INPUT RECORDS:
----

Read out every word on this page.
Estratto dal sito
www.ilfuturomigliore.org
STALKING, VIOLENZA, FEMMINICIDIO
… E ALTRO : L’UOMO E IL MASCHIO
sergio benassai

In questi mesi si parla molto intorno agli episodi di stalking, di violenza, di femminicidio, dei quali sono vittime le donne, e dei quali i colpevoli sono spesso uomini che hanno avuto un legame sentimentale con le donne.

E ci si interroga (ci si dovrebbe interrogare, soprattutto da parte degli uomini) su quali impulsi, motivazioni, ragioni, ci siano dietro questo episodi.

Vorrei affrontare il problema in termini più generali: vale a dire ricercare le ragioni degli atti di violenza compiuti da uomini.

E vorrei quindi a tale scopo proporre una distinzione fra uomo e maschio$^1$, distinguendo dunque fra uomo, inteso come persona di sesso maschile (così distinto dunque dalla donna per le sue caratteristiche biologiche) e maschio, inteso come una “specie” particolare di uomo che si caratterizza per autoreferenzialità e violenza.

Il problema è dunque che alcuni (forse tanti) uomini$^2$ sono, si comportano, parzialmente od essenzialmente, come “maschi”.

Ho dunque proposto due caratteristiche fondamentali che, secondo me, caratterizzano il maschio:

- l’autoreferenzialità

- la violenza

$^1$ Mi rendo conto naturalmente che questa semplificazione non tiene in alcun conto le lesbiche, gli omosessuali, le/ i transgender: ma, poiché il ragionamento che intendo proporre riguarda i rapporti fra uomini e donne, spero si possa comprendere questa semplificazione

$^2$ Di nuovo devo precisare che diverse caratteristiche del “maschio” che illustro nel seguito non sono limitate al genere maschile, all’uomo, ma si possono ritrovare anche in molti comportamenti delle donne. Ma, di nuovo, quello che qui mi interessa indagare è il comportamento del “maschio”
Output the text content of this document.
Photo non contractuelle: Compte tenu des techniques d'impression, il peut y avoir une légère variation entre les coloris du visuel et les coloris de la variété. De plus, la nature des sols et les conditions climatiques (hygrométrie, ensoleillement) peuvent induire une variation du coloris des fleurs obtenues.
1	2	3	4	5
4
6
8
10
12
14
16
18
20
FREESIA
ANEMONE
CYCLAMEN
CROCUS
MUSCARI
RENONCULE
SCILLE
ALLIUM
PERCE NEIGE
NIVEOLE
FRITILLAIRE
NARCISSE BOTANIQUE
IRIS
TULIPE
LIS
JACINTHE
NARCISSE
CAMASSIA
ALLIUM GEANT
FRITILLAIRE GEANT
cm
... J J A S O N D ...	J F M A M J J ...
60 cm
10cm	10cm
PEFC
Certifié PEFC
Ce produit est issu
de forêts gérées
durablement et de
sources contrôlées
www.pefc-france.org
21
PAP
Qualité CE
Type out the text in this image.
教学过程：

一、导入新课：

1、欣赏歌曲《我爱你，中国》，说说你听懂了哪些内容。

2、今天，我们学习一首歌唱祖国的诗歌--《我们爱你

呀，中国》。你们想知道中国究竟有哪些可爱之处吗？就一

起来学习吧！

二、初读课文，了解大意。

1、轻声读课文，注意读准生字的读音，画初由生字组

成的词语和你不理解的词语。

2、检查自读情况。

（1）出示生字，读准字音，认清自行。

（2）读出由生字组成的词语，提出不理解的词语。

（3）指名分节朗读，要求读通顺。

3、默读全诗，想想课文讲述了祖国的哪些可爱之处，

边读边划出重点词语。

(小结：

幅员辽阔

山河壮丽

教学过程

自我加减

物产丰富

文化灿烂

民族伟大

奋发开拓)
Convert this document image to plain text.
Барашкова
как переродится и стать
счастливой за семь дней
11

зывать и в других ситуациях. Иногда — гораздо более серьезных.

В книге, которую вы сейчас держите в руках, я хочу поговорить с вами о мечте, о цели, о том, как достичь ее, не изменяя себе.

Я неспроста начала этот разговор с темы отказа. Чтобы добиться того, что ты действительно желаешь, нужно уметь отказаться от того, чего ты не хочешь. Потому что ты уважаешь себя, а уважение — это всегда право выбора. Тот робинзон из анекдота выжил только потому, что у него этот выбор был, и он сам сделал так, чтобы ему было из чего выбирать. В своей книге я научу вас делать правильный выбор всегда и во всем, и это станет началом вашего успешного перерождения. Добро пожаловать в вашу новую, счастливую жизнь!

----

WHAT YOU NEED TO DO: Determine the number of lines in the entries above where the string "sono" appears. Answer with the number alone.

PROBLEM SOLUTION: 3